**** Record excerpts ****
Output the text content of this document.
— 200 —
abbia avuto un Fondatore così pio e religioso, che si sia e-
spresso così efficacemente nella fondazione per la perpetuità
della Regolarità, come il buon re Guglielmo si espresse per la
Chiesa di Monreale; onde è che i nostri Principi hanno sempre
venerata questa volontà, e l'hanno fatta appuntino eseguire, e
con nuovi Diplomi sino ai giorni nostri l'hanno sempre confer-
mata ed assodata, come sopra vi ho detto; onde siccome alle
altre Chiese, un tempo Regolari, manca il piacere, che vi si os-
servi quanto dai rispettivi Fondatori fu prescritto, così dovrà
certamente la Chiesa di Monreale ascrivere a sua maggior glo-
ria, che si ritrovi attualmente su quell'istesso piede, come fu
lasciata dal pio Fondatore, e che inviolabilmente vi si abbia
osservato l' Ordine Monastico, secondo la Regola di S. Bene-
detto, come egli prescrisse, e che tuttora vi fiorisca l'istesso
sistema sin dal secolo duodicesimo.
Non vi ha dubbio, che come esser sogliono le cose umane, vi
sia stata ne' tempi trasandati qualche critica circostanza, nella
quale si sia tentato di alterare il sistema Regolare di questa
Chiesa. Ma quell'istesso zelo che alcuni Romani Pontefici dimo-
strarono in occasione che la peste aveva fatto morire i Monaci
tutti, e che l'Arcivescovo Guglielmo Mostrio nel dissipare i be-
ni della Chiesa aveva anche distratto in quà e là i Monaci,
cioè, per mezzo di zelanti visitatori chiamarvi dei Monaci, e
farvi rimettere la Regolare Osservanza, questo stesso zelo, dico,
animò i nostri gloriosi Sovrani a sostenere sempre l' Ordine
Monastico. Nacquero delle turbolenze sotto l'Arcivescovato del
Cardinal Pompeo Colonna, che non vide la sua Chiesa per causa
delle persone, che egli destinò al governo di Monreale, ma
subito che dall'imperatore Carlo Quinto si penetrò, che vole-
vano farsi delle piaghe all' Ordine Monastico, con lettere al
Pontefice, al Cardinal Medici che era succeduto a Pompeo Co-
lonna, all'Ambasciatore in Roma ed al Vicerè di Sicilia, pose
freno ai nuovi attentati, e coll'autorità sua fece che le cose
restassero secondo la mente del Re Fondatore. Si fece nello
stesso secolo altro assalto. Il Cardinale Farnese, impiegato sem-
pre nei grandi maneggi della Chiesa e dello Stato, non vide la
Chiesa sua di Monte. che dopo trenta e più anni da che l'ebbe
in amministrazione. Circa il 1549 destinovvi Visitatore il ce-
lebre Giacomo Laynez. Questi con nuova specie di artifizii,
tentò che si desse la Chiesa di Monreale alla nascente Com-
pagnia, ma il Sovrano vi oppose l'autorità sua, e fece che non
****
- [Requirements] Set down all of the data above, word for word.

- [Written response]
Output the text content of this document.
— 200 —
abbia avuto un Fondatore così pio e religioso, che si sia e-
spresso così efficacemente nella fondazione per la perpetuità
della Regolarità, come il buon re Guglielmo si espresse per la
Chiesa di Monreale; onde è che i nostri Principi hanno sempre
venerata questa volontà, e l'hanno fatta appuntino eseguire, e
con nuovi Diplomi sino ai giorni nostri l'hanno sempre confer-
mata ed assodata, come sopra vi ho detto; onde siccome alle
altre Chiese, un tempo Regolari, manca il piacere, che vi si os-
servi quanto dai rispettivi Fondatori fu prescritto, così dovrà
certamente la Chiesa di Monreale ascrivere a sua maggior glo-
ria, che si ritrovi attualmente su quell'istesso piede, come fu
lasciata dal pio Fondatore, e che inviolabilmente vi si abbia
osservato l' Ordine Monastico, secondo la Regola di S. Bene-
detto, come egli prescrisse, e che tuttora vi fiorisca l'istesso
sistema sin dal secolo duodicesimo.
Non vi ha dubbio, che come esser sogliono le cose umane, vi
sia stata ne' tempi trasandati qualche critica circostanza, nella
quale si sia tentato di alterare il sistema Regolare di questa
Chiesa. Ma quell'istesso zelo che alcuni Romani Pontefici dimo-
strarono in occasione che la peste aveva fatto morire i Monaci
tutti, e che l'Arcivescovo Guglielmo Mostrio nel dissipare i be-
ni della Chiesa aveva anche distratto in quà e là i Monaci,
cioè, per mezzo di zelanti visitatori chiamarvi dei Monaci, e
farvi rimettere la Regolare Osservanza, questo stesso zelo, dico,
animò i nostri gloriosi Sovrani a sostenere sempre l' Ordine
Monastico. Nacquero delle turbolenze sotto l'Arcivescovato del
Cardinal Pompeo Colonna, che non vide la sua Chiesa per causa
delle persone, che egli destinò al governo di Monreale, ma
subito che dall'imperatore Carlo Quinto si penetrò, che vole-
vano farsi delle piaghe all' Ordine Monastico, con lettere al
Pontefice, al Cardinal Medici che era succeduto a Pompeo Co-
lonna, all'Ambasciatore in Roma ed al Vicerè di Sicilia, pose
freno ai nuovi attentati, e coll'autorità sua fece che le cose
restassero secondo la mente del Re Fondatore. Si fece nello
stesso secolo altro assalto. Il Cardinale Farnese, impiegato sem-
pre nei grandi maneggi della Chiesa e dello Stato, non vide la
Chiesa sua di Monte. che dopo trenta e più anni da che l'ebbe
in amministrazione. Circa il 1549 destinovvi Visitatore il ce-
lebre Giacomo Laynez. Questi con nuova specie di artifizii,
tentò che si desse la Chiesa di Monreale alla nascente Com-
pagnia, ma il Sovrano vi oppose l'autorità sua, e fece che non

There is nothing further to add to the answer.